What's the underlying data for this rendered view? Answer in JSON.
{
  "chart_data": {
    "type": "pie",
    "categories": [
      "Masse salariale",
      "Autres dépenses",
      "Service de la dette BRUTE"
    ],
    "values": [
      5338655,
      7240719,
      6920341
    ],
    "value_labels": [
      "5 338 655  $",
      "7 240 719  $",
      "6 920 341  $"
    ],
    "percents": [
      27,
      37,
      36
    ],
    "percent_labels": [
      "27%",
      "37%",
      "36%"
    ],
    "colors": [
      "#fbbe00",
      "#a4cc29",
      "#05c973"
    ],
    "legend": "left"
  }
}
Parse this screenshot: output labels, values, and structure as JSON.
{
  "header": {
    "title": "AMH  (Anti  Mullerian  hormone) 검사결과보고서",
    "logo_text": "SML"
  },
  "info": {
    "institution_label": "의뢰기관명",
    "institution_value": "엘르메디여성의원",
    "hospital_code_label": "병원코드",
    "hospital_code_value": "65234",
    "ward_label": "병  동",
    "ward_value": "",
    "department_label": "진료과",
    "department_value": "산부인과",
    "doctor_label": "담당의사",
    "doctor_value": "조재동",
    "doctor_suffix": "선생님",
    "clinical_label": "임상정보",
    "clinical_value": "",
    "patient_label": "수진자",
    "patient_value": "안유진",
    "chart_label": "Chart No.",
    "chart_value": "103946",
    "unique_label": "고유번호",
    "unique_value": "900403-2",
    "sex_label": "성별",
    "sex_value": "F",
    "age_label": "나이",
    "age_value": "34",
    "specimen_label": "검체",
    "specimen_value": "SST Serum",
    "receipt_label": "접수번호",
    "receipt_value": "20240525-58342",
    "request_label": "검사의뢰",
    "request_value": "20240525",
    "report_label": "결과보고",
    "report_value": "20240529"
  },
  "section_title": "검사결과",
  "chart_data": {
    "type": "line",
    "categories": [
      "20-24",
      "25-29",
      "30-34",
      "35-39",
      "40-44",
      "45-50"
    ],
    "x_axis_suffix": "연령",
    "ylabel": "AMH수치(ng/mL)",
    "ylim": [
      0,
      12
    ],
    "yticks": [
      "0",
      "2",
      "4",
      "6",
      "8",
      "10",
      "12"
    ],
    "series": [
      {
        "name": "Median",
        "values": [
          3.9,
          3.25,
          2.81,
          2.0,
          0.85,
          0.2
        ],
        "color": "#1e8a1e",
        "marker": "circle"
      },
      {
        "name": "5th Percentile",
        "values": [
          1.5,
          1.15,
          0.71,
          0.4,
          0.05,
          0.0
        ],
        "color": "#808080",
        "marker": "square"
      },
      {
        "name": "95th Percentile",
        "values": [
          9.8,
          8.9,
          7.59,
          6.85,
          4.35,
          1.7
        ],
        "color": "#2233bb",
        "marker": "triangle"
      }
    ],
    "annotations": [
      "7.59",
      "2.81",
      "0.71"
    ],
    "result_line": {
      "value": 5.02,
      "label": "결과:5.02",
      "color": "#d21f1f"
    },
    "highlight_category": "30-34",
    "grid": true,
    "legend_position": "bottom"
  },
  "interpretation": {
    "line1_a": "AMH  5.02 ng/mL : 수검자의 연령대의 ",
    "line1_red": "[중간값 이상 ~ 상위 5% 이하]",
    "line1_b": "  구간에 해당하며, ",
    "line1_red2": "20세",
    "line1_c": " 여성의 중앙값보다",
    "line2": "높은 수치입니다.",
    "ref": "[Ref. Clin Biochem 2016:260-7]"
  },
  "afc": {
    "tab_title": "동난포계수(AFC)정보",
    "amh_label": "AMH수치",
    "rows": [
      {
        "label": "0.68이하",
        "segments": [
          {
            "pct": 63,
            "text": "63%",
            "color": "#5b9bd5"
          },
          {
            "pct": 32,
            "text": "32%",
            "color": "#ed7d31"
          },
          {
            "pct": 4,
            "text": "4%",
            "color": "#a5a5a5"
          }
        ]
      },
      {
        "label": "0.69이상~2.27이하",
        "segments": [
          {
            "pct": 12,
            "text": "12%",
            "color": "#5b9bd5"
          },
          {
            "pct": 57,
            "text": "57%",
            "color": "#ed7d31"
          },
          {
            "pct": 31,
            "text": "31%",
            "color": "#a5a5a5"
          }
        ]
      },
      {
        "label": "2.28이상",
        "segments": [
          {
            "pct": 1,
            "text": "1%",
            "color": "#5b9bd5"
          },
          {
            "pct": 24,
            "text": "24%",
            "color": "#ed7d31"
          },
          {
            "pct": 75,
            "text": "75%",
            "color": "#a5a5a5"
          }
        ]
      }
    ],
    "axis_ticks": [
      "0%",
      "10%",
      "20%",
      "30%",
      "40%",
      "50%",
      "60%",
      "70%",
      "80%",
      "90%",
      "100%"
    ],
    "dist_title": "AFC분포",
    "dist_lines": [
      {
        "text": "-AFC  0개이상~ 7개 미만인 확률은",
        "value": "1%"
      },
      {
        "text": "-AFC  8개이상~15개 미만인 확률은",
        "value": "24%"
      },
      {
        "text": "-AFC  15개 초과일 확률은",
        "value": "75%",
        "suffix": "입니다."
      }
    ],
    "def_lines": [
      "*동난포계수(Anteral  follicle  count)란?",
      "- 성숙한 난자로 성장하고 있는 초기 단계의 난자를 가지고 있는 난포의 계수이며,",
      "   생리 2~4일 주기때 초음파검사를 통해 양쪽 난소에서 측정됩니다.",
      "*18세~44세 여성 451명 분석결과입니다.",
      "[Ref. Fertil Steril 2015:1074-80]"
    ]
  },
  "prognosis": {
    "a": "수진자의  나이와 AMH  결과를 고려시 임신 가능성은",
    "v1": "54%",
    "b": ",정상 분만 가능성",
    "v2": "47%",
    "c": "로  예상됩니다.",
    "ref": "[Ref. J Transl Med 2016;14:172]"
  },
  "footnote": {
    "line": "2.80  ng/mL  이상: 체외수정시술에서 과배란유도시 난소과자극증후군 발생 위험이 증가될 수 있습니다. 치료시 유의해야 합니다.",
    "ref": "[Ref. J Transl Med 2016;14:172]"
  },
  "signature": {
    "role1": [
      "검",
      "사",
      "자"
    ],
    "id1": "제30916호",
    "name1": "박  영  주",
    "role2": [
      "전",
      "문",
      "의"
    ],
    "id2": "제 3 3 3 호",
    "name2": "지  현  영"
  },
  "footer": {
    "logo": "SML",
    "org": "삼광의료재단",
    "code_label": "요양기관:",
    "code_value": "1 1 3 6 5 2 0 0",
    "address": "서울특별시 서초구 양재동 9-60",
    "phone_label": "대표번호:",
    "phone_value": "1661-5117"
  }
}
■ ■ ■ ■
Copy out each line above, character for character.

What's the underlying data for this rendered view? Answer in JSON.
{
  "chart_data": {
    "type": "pie",
    "categories": [
      "Masse salariale",
      "Autres dépenses",
      "Service de la dette BRUTE"
    ],
    "values": [
      5338655,
      7240719,
      6920341
    ],
    "value_labels": [
      "5 338 655  $",
      "7 240 719  $",
      "6 920 341  $"
    ],
    "percents": [
      27,
      37,
      36
    ],
    "percent_labels": [
      "27%",
      "37%",
      "36%"
    ],
    "colors": [
      "#fbbe00",
      "#a4cc29",
      "#05c973"
    ],
    "legend": "left"
  }
}
Parse this screenshot: output labels, values, and structure as JSON.
{
  "header": {
    "title": "AMH  (Anti  Mullerian  hormone) 검사결과보고서",
    "logo_text": "SML"
  },
  "info": {
    "institution_label": "의뢰기관명",
    "institution_value": "엘르메디여성의원",
    "hospital_code_label": "병원코드",
    "hospital_code_value": "65234",
    "ward_label": "병  동",
    "ward_value": "",
    "department_label": "진료과",
    "department_value": "산부인과",
    "doctor_label": "담당의사",
    "doctor_value": "조재동",
    "doctor_suffix": "선생님",
    "clinical_label": "임상정보",
    "clinical_value": "",
    "patient_label": "수진자",
    "patient_value": "안유진",
    "chart_label": "Chart No.",
    "chart_value": "103946",
    "unique_label": "고유번호",
    "unique_value": "900403-2",
    "sex_label": "성별",
    "sex_value": "F",
    "age_label": "나이",
    "age_value": "34",
    "specimen_label": "검체",
    "specimen_value": "SST Serum",
    "receipt_label": "접수번호",
    "receipt_value": "20240525-58342",
    "request_label": "검사의뢰",
    "request_value": "20240525",
    "report_label": "결과보고",
    "report_value": "20240529"
  },
  "section_title": "검사결과",
  "chart_data": {
    "type": "line",
    "categories": [
      "20-24",
      "25-29",
      "30-34",
      "35-39",
      "40-44",
      "45-50"
    ],
    "x_axis_suffix": "연령",
    "ylabel": "AMH수치(ng/mL)",
    "ylim": [
      0,
      12
    ],
    "yticks": [
      "0",
      "2",
      "4",
      "6",
      "8",
      "10",
      "12"
    ],
    "series": [
      {
        "name": "Median",
        "values": [
          3.9,
          3.25,
          2.81,
          2.0,
          0.85,
          0.2
        ],
        "color": "#1e8a1e",
        "marker": "circle"
      },
      {
        "name": "5th Percentile",
        "values": [
          1.5,
          1.15,
          0.71,
          0.4,
          0.05,
          0.0
        ],
        "color": "#808080",
        "marker": "square"
      },
      {
        "name": "95th Percentile",
        "values": [
          9.8,
          8.9,
          7.59,
          6.85,
          4.35,
          1.7
        ],
        "color": "#2233bb",
        "marker": "triangle"
      }
    ],
    "annotations": [
      "7.59",
      "2.81",
      "0.71"
    ],
    "result_line": {
      "value": 5.02,
      "label": "결과:5.02",
      "color": "#d21f1f"
    },
    "highlight_category": "30-34",
    "grid": true,
    "legend_position": "bottom"
  },
  "interpretation": {
    "line1_a": "AMH  5.02 ng/mL : 수검자의 연령대의 ",
    "line1_red": "[중간값 이상 ~ 상위 5% 이하]",
    "line1_b": "  구간에 해당하며, ",
    "line1_red2": "20세",
    "line1_c": " 여성의 중앙값보다",
    "line2": "높은 수치입니다.",
    "ref": "[Ref. Clin Biochem 2016:260-7]"
  },
  "afc": {
    "tab_title": "동난포계수(AFC)정보",
    "amh_label": "AMH수치",
    "rows": [
      {
        "label": "0.68이하",
        "segments": [
          {
            "pct": 63,
            "text": "63%",
            "color": "#5b9bd5"
          },
          {
            "pct": 32,
            "text": "32%",
            "color": "#ed7d31"
          },
          {
            "pct": 4,
            "text": "4%",
            "color": "#a5a5a5"
          }
        ]
      },
      {
        "label": "0.69이상~2.27이하",
        "segments": [
          {
            "pct": 12,
            "text": "12%",
            "color": "#5b9bd5"
          },
          {
            "pct": 57,
            "text": "57%",
            "color": "#ed7d31"
          },
          {
            "pct": 31,
            "text": "31%",
            "color": "#a5a5a5"
          }
        ]
      },
      {
        "label": "2.28이상",
        "segments": [
          {
            "pct": 1,
            "text": "1%",
            "color": "#5b9bd5"
          },
          {
            "pct": 24,
            "text": "24%",
            "color": "#ed7d31"
          },
          {
            "pct": 75,
            "text": "75%",
            "color": "#a5a5a5"
          }
        ]
      }
    ],
    "axis_ticks": [
      "0%",
      "10%",
      "20%",
      "30%",
      "40%",
      "50%",
      "60%",
      "70%",
      "80%",
      "90%",
      "100%"
    ],
    "dist_title": "AFC분포",
    "dist_lines": [
      {
        "text": "-AFC  0개이상~ 7개 미만인 확률은",
        "value": "1%"
      },
      {
        "text": "-AFC  8개이상~15개 미만인 확률은",
        "value": "24%"
      },
      {
        "text": "-AFC  15개 초과일 확률은",
        "value": "75%",
        "suffix": "입니다."
      }
    ],
    "def_lines": [
      "*동난포계수(Anteral  follicle  count)란?",
      "- 성숙한 난자로 성장하고 있는 초기 단계의 난자를 가지고 있는 난포의 계수이며,",
      "   생리 2~4일 주기때 초음파검사를 통해 양쪽 난소에서 측정됩니다.",
      "*18세~44세 여성 451명 분석결과입니다.",
      "[Ref. Fertil Steril 2015:1074-80]"
    ]
  },
  "prognosis": {
    "a": "수진자의  나이와 AMH  결과를 고려시 임신 가능성은",
    "v1": "54%",
    "b": ",정상 분만 가능성",
    "v2": "47%",
    "c": "로  예상됩니다.",
    "ref": "[Ref. J Transl Med 2016;14:172]"
  },
  "footnote": {
    "line": "2.80  ng/mL  이상: 체외수정시술에서 과배란유도시 난소과자극증후군 발생 위험이 증가될 수 있습니다. 치료시 유의해야 합니다.",
    "ref": "[Ref. J Transl Med 2016;14:172]"
  },
  "signature": {
    "role1": [
      "검",
      "사",
      "자"
    ],
    "id1": "제30916호",
    "name1": "박  영  주",
    "role2": [
      "전",
      "문",
      "의"
    ],
    "id2": "제 3 3 3 호",
    "name2": "지  현  영"
  },
  "footer": {
    "logo": "SML",
    "org": "삼광의료재단",
    "code_label": "요양기관:",
    "code_value": "1 1 3 6 5 2 0 0",
    "address": "서울특별시 서초구 양재동 9-60",
    "phone_label": "대표번호:",
    "phone_value": "1661-5117"
  }
}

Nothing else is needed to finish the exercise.